**MATERIAL FOR THIS TASK**

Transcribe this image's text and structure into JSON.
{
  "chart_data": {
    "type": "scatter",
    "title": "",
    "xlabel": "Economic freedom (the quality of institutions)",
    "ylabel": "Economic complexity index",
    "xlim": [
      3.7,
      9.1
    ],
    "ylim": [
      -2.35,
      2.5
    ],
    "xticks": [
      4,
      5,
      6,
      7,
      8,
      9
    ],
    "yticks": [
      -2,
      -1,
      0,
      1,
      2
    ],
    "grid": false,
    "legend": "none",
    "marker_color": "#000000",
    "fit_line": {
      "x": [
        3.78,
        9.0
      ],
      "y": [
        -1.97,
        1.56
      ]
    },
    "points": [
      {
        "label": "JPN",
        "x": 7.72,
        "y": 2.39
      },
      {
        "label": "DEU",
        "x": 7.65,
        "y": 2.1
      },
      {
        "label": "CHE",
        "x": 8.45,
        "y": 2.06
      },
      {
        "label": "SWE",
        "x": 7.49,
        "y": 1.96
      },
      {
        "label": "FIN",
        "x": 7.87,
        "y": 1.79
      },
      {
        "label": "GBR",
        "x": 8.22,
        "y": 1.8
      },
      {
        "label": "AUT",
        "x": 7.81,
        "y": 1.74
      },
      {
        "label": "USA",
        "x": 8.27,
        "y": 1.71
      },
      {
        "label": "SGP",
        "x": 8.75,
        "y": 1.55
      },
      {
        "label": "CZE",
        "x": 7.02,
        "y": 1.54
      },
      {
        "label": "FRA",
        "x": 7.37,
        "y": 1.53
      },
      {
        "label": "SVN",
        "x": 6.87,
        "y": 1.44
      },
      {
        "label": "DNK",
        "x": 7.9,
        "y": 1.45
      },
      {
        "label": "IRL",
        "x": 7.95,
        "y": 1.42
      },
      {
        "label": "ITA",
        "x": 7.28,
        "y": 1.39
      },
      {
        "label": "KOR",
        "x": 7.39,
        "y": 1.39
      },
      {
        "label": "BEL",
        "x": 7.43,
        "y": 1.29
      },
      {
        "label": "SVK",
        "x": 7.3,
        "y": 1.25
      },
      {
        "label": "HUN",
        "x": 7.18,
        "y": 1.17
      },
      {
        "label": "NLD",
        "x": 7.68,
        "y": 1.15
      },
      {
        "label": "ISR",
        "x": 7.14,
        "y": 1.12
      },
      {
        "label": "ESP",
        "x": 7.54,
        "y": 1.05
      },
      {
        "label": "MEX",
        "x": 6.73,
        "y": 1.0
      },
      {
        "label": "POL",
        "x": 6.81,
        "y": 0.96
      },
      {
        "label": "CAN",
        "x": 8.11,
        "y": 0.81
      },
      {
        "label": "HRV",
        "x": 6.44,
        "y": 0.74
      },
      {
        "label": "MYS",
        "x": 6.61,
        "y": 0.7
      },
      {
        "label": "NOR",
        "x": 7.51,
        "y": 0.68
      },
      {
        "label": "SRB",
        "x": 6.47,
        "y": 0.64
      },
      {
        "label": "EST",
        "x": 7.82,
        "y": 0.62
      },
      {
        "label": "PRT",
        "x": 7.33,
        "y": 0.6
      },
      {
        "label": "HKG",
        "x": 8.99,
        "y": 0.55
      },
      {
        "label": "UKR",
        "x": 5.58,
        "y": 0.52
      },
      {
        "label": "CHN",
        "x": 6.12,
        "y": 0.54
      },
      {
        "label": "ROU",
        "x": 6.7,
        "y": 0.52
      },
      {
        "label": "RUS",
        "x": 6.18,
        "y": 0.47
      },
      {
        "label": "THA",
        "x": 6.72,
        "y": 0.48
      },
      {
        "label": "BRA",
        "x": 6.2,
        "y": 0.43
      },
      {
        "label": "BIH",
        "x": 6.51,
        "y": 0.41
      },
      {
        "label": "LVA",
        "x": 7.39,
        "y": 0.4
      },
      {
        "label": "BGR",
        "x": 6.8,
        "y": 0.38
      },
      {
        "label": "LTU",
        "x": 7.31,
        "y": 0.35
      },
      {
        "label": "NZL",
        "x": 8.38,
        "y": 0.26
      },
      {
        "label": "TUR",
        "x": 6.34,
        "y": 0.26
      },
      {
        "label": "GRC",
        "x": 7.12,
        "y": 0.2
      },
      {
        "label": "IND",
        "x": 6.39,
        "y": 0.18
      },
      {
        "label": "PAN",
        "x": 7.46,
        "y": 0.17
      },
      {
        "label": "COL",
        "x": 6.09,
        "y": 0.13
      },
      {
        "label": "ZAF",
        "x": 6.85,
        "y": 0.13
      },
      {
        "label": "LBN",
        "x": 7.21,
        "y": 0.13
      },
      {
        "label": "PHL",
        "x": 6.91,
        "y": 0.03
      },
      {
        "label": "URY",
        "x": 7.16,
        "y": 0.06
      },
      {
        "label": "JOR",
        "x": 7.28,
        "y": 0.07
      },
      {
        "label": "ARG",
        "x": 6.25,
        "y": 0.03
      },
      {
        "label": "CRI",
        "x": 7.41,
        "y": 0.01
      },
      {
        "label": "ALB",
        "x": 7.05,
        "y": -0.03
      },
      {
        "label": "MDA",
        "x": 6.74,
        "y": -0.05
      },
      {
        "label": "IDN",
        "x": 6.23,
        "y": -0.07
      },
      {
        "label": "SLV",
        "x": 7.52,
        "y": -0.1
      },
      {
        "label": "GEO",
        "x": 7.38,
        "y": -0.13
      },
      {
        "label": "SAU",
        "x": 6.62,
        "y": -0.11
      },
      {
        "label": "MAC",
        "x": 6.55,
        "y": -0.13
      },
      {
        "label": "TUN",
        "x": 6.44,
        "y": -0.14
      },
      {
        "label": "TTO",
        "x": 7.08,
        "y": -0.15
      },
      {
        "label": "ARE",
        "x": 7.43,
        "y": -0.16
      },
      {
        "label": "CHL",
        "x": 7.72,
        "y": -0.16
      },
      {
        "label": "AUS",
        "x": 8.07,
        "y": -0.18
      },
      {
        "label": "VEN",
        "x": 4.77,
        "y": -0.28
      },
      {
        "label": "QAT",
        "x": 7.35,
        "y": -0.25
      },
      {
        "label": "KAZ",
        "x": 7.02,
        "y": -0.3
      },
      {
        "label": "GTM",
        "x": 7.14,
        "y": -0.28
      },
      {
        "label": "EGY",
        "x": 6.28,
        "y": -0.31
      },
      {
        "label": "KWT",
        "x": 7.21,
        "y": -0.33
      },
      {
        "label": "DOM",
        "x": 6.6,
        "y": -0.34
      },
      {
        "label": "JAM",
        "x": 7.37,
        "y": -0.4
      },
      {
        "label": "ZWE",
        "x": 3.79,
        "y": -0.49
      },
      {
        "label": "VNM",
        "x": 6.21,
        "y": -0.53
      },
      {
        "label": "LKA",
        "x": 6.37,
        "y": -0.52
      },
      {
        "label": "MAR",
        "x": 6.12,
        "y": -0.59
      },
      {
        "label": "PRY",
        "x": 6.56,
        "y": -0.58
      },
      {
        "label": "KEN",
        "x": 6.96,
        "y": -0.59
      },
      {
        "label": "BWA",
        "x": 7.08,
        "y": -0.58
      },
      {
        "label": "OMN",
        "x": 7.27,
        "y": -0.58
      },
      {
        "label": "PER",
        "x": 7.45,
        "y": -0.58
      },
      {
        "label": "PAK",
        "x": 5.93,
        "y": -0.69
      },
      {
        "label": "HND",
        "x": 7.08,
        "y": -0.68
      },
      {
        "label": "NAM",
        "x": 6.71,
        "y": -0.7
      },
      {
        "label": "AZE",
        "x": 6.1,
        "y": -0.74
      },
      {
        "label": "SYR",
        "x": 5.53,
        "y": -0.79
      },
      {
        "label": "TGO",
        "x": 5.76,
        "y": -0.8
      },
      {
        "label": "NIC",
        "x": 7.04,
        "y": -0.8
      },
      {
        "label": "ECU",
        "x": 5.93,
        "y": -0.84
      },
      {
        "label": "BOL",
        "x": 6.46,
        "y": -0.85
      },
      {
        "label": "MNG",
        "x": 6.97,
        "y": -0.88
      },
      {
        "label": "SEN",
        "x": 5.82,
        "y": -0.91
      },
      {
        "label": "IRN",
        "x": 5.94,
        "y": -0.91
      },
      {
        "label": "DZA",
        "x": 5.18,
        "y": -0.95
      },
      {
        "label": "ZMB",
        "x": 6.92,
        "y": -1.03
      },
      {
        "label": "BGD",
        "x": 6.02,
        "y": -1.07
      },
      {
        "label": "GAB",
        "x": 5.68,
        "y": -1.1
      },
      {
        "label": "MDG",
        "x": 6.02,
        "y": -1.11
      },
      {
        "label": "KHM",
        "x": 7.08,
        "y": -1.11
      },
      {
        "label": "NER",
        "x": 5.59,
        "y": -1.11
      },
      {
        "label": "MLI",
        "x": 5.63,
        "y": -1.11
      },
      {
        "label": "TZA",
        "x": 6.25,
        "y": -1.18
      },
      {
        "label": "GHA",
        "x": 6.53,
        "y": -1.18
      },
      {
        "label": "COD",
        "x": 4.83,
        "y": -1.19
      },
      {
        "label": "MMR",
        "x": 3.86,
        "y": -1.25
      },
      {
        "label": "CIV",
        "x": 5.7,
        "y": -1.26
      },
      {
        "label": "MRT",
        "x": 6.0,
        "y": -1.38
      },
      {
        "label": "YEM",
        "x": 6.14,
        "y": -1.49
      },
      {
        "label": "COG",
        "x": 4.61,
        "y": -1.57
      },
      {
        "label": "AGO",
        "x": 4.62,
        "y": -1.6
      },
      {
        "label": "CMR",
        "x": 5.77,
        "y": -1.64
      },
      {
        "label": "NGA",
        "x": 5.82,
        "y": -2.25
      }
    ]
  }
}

**WORK TO BE COMPLETED**
Gather from the data above every line with the string "Economic".

**CORRECT ANSWER**
    "xlabel": "Economic freedom (the quality of institutions)",
    "ylabel": "Economic complexity index",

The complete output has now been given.